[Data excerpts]
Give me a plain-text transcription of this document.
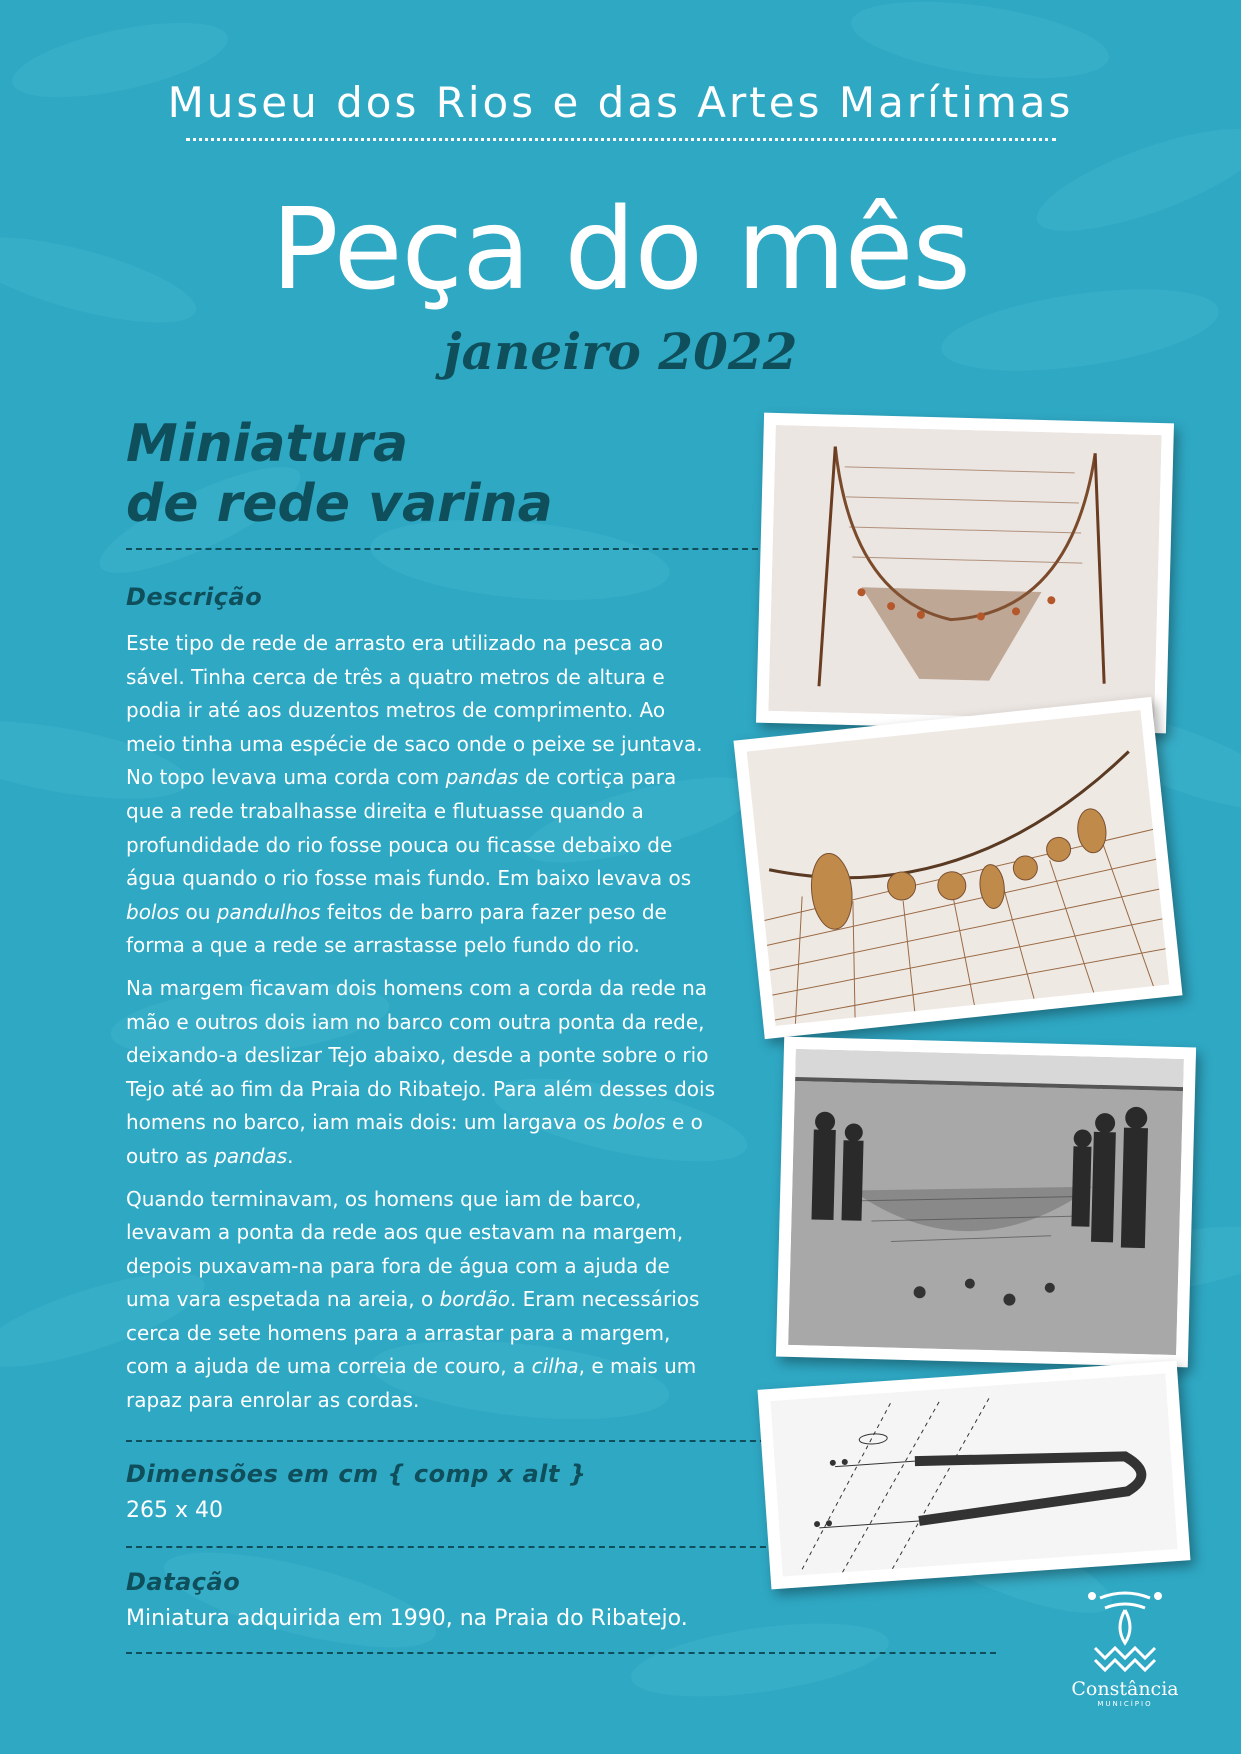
Museu dos Rios e das Artes Marítimas
Peça do mês
janeiro 2022
Miniatura
de rede varina
Descrição

Este tipo de rede de arrasto era utilizado na pesca ao sável. Tinha cerca de três a quatro metros de altura e podia ir até aos duzentos metros de comprimento. Ao meio tinha uma espécie de saco onde o peixe se juntava. No topo levava uma corda com pandas de cortiça para que a rede trabalhasse direita e flutuasse quando a profundidade do rio fosse pouca ou ficasse debaixo de água quando o rio fosse mais fundo. Em baixo levava os bolos ou pandulhos feitos de barro para fazer peso de forma a que a rede se arrastasse pelo fundo do rio.

Na margem ficavam dois homens com a corda da rede na mão e outros dois iam no barco com outra ponta da rede, deixando-a deslizar Tejo abaixo, desde a ponte sobre o rio Tejo até ao fim da Praia do Ribatejo. Para além desses dois homens no barco, iam mais dois: um largava os bolos e o outro as pandas.

Quando terminavam, os homens que iam de barco, levavam a ponta da rede aos que estavam na margem, depois puxavam-na para fora de água com a ajuda de uma vara espetada na areia, o bordão. Eram necessários cerca de sete homens para a arrastar para a margem, com a ajuda de uma correia de couro, a cilha, e mais um rapaz para enrolar as cordas.

Dimensões em cm { comp x alt }
265 x 40
Datação
Miniatura adquirida em 1990, na Praia do Ribatejo.
Constância
MUNICÍPIO
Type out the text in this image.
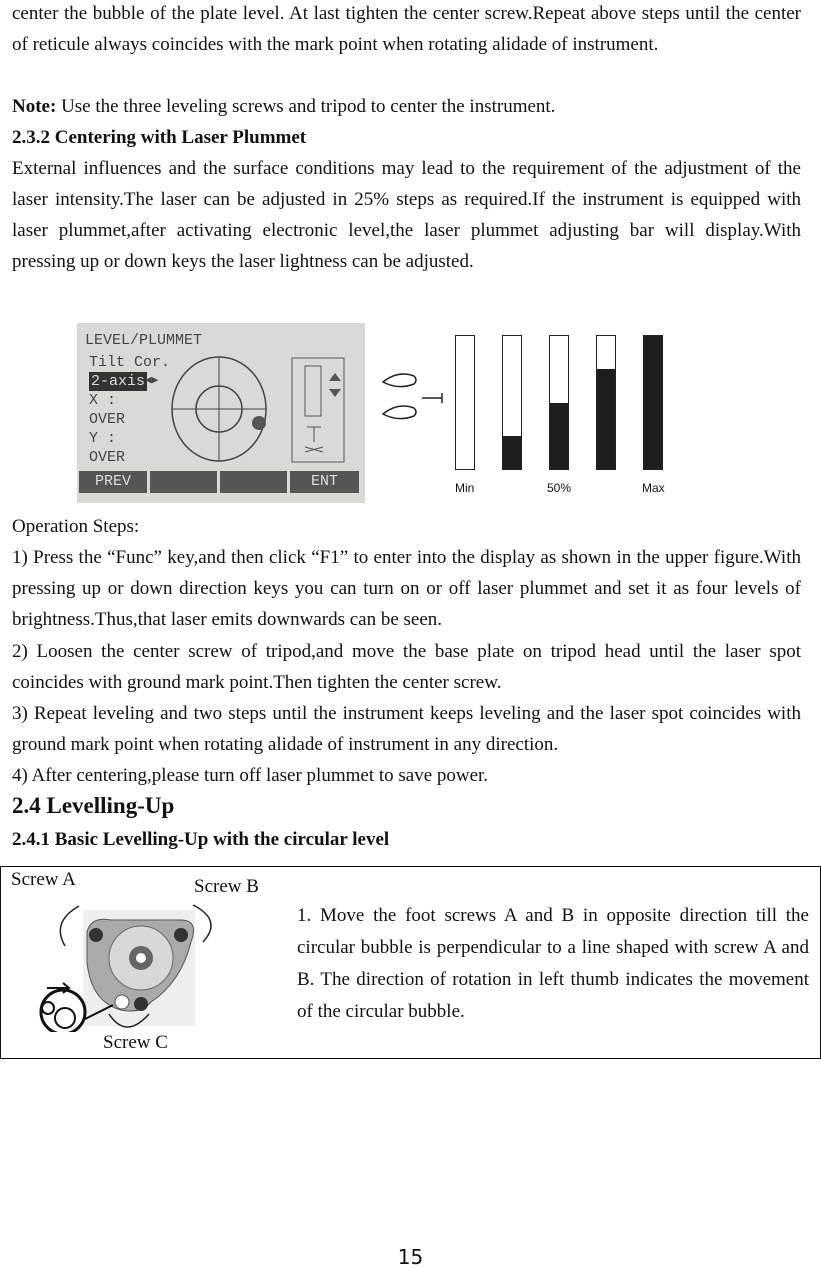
center the bubble of the plate level. At last tighten the center screw.Repeat above steps until the center of reticule always coincides with the mark point when rotating alidade of instrument.

Note: Use the three leveling screws and tripod to center the instrument.

2.3.2 Centering with Laser Plummet

External influences and the surface conditions may lead to the requirement of the adjustment of the laser intensity.The laser can be adjusted in 25% steps as required.If the instrument is equipped with laser plummet,after activating electronic level,the laser plummet adjusting bar will display.With pressing up or down keys the laser lightness can be adjusted.

LEVEL/PLUMMET
Tilt Cor.
2-axis ◀▶
X :
OVER
Y :
OVER
PREV	ENT	Min	50%	Max

Operation Steps:

1) Press the “Func” key,and then click “F1” to enter into the display as shown in the upper figure.With pressing up or down direction keys you can turn on or off laser plummet and set it as four levels of brightness.Thus,that laser emits downwards can be seen.

2) Loosen the center screw of tripod,and move the base plate on tripod head until the laser spot coincides with ground mark point.Then tighten the center screw.

3) Repeat leveling and two steps until the instrument keeps leveling and the laser spot coincides with ground mark point when rotating alidade of instrument in any direction.

4) After centering,please turn off laser plummet to save power.

2.4 Levelling-Up

2.4.1 Basic Levelling-Up with the circular level

Screw A	Screw B
Screw C

1. Move the foot screws A and B in opposite direction till the circular bubble is perpendicular to a line shaped with screw A and B. The direction of rotation in left thumb indicates the movement of the circular bubble.

15
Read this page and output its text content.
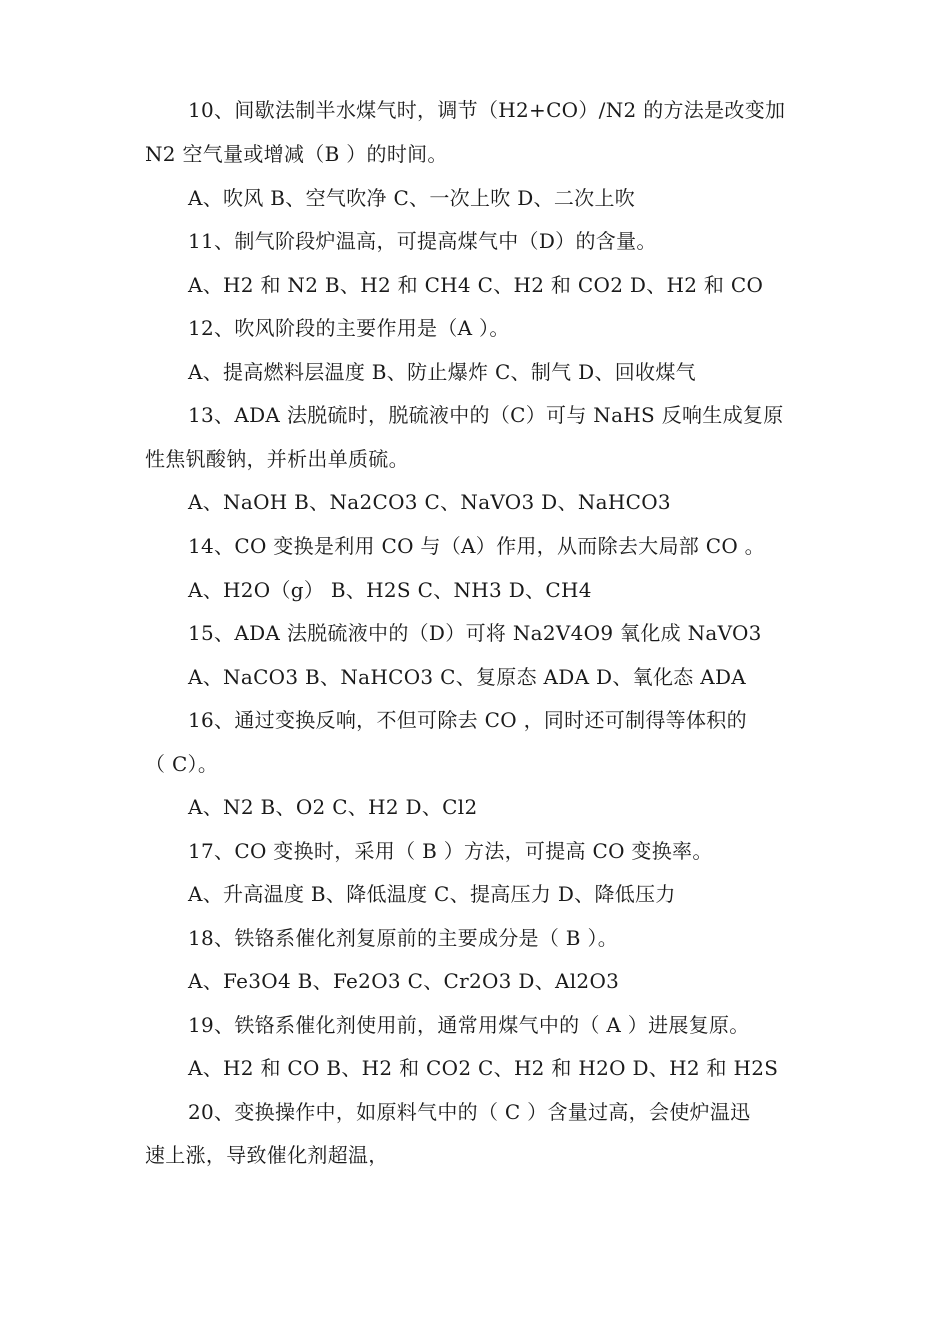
10、间歇法制半水煤气时，调节（H2+CO）/N2 的方法是改变加
N2 空气量或增减（B ）的时间。
A、吹风 B、空气吹净 C、一次上吹 D、二次上吹
11、制气阶段炉温高，可提高煤气中（D）的含量。
A、H2 和 N2 B、H2 和 CH4 C、H2 和 CO2 D、H2 和 CO
12、吹风阶段的主要作用是（A ）。
A、提高燃料层温度 B、防止爆炸 C、制气 D、回收煤气
13、ADA 法脱硫时，脱硫液中的（C）可与 NaHS 反响生成复原
性焦钒酸钠，并析出单质硫。
A、NaOH B、Na2CO3 C、NaVO3 D、NaHCO3
14、CO 变换是利用 CO 与（A）作用，从而除去大局部 CO 。
A、H2O（g） B、H2S C、NH3 D、CH4
15、ADA 法脱硫液中的（D）可将 Na2V4O9 氧化成 NaVO3
A、NaCO3 B、NaHCO3 C、复原态 ADA D、氧化态 ADA
16、通过变换反响，不但可除去 CO ，同时还可制得等体积的
（ C）。
A、N2 B、O2 C、H2 D、Cl2
17、CO 变换时，采用（ B ）方法，可提高 CO 变换率。
A、升高温度 B、降低温度 C、提高压力 D、降低压力
18、铁铬系催化剂复原前的主要成分是（ B ）。
A、Fe3O4 B、Fe2O3 C、Cr2O3 D、Al2O3
19、铁铬系催化剂使用前，通常用煤气中的（ A ）进展复原。
A、H2 和 CO B、H2 和 CO2 C、H2 和 H2O D、H2 和 H2S
20、变换操作中，如原料气中的（ C ）含量过高，会使炉温迅
速上涨，导致催化剂超温，
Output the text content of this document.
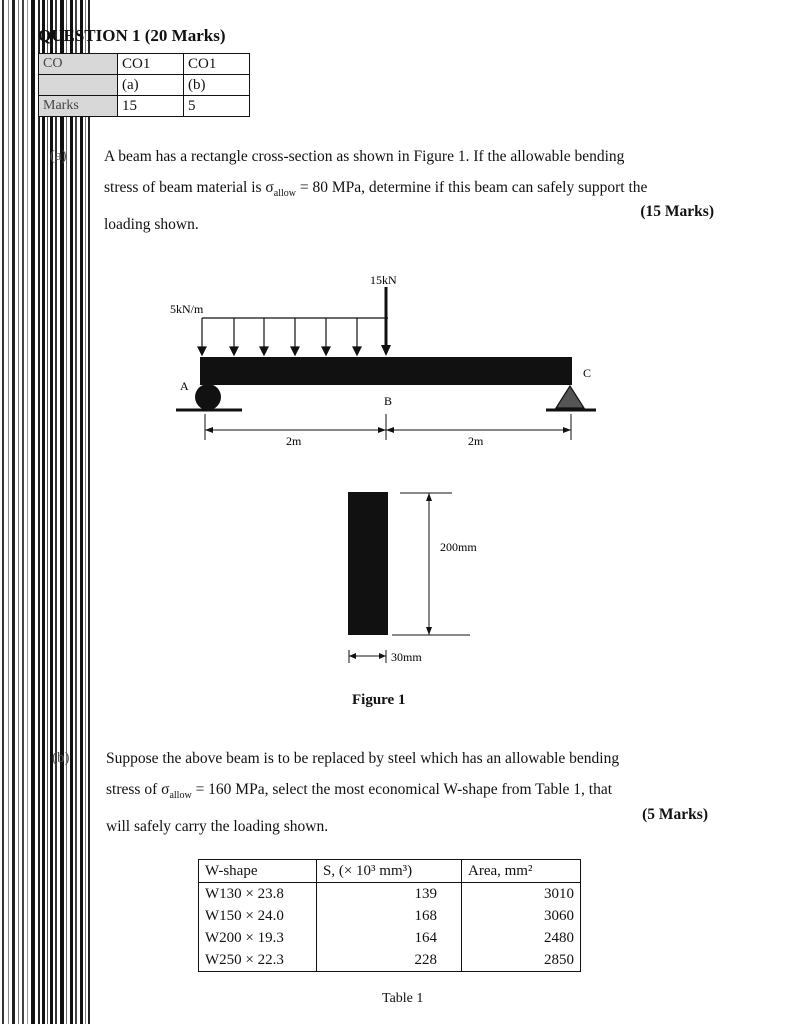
QUESTION 1 (20 Marks)
CO	CO1	CO1
	(a)	(b)
Marks	15	5
(a) A beam has a rectangle cross-section as shown in Figure 1. If the allowable bending
stress of beam material is $\sigma_{allow} = 80$ MPa, determine if this beam can safely support the
loading shown.
(15 Marks)
5kN/m
15kN
A
C
B
2m	2m
200mm
30mm
Figure 1
(b) Suppose the above beam is to be replaced by steel which has an allowable bending
stress of $\sigma_{allow} = 160$ MPa, select the most economical W-shape from Table 1, that
will safely carry the loading shown.
(5 Marks)
W-shape	S, (× 10³ mm³)	Area, mm²
W130 × 23.8	139	3010
W150 × 24.0	168	3060
W200 × 19.3	164	2480
W250 × 22.3	228	2850
Table 1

• [Short problem]
Drop the images and repeat the data exactly.

• [Reply]
Give me a plain-text transcription of this document.
Museu dos Rios e das Artes Marítimas
Peça do mês
janeiro 2022
Miniatura
de rede varina
Descrição

Este tipo de rede de arrasto era utilizado na pesca ao sável. Tinha cerca de três a quatro metros de altura e podia ir até aos duzentos metros de comprimento. Ao meio tinha uma espécie de saco onde o peixe se juntava. No topo levava uma corda com pandas de cortiça para que a rede trabalhasse direita e flutuasse quando a profundidade do rio fosse pouca ou ficasse debaixo de água quando o rio fosse mais fundo. Em baixo levava os bolos ou pandulhos feitos de barro para fazer peso de forma a que a rede se arrastasse pelo fundo do rio.

Na margem ficavam dois homens com a corda da rede na mão e outros dois iam no barco com outra ponta da rede, deixando-a deslizar Tejo abaixo, desde a ponte sobre o rio Tejo até ao fim da Praia do Ribatejo. Para além desses dois homens no barco, iam mais dois: um largava os bolos e o outro as pandas.

Quando terminavam, os homens que iam de barco, levavam a ponta da rede aos que estavam na margem, depois puxavam-na para fora de água com a ajuda de uma vara espetada na areia, o bordão. Eram necessários cerca de sete homens para a arrastar para a margem, com a ajuda de uma correia de couro, a cilha, e mais um rapaz para enrolar as cordas.

Dimensões em cm { comp x alt }
265 x 40
Datação
Miniatura adquirida em 1990, na Praia do Ribatejo.
Constância
MUNICÍPIO
Type out the text in this image.
center the bubble of the plate level. At last tighten the center screw.Repeat above steps until the center of reticule always coincides with the mark point when rotating alidade of instrument.

Note: Use the three leveling screws and tripod to center the instrument.

2.3.2 Centering with Laser Plummet

External influences and the surface conditions may lead to the requirement of the adjustment of the laser intensity.The laser can be adjusted in 25% steps as required.If the instrument is equipped with laser plummet,after activating electronic level,the laser plummet adjusting bar will display.With pressing up or down keys the laser lightness can be adjusted.

LEVEL/PLUMMET
Tilt Cor.
2-axis ◀▶
X :
OVER
Y :
OVER
PREV	ENT	Min	50%	Max

Operation Steps:

1) Press the “Func” key,and then click “F1” to enter into the display as shown in the upper figure.With pressing up or down direction keys you can turn on or off laser plummet and set it as four levels of brightness.Thus,that laser emits downwards can be seen.

2) Loosen the center screw of tripod,and move the base plate on tripod head until the laser spot coincides with ground mark point.Then tighten the center screw.

3) Repeat leveling and two steps until the instrument keeps leveling and the laser spot coincides with ground mark point when rotating alidade of instrument in any direction.

4) After centering,please turn off laser plummet to save power.

2.4 Levelling-Up

2.4.1 Basic Levelling-Up with the circular level

Screw A	Screw B
Screw C

1. Move the foot screws A and B in opposite direction till the circular bubble is perpendicular to a line shaped with screw A and B. The direction of rotation in left thumb indicates the movement of the circular bubble.

15
Read this page and output its text content.
10、间歇法制半水煤气时，调节（H2+CO）/N2 的方法是改变加
N2 空气量或增减（B ）的时间。
A、吹风 B、空气吹净 C、一次上吹 D、二次上吹
11、制气阶段炉温高，可提高煤气中（D）的含量。
A、H2 和 N2 B、H2 和 CH4 C、H2 和 CO2 D、H2 和 CO
12、吹风阶段的主要作用是（A ）。
A、提高燃料层温度 B、防止爆炸 C、制气 D、回收煤气
13、ADA 法脱硫时，脱硫液中的（C）可与 NaHS 反响生成复原
性焦钒酸钠，并析出单质硫。
A、NaOH B、Na2CO3 C、NaVO3 D、NaHCO3
14、CO 变换是利用 CO 与（A）作用，从而除去大局部 CO 。
A、H2O（g） B、H2S C、NH3 D、CH4
15、ADA 法脱硫液中的（D）可将 Na2V4O9 氧化成 NaVO3
A、NaCO3 B、NaHCO3 C、复原态 ADA D、氧化态 ADA
16、通过变换反响，不但可除去 CO ，同时还可制得等体积的
（ C）。
A、N2 B、O2 C、H2 D、Cl2
17、CO 变换时，采用（ B ）方法，可提高 CO 变换率。
A、升高温度 B、降低温度 C、提高压力 D、降低压力
18、铁铬系催化剂复原前的主要成分是（ B ）。
A、Fe3O4 B、Fe2O3 C、Cr2O3 D、Al2O3
19、铁铬系催化剂使用前，通常用煤气中的（ A ）进展复原。
A、H2 和 CO B、H2 和 CO2 C、H2 和 H2O D、H2 和 H2S
20、变换操作中，如原料气中的（ C ）含量过高，会使炉温迅
速上涨，导致催化剂超温，
Output the text content of this document.
QUESTION 1 (20 Marks)
CO	CO1	CO1
	(a)	(b)
Marks	15	5
(a) A beam has a rectangle cross-section as shown in Figure 1. If the allowable bending
stress of beam material is $\sigma_{allow} = 80$ MPa, determine if this beam can safely support the
loading shown.
(15 Marks)
5kN/m
15kN
A
C
B
2m	2m
200mm
30mm
Figure 1
(b) Suppose the above beam is to be replaced by steel which has an allowable bending
stress of $\sigma_{allow} = 160$ MPa, select the most economical W-shape from Table 1, that
will safely carry the loading shown.
(5 Marks)
W-shape	S, (× 10³ mm³)	Area, mm²
W130 × 23.8	139	3010
W150 × 24.0	168	3060
W200 × 19.3	164	2480
W250 × 22.3	228	2850
Table 1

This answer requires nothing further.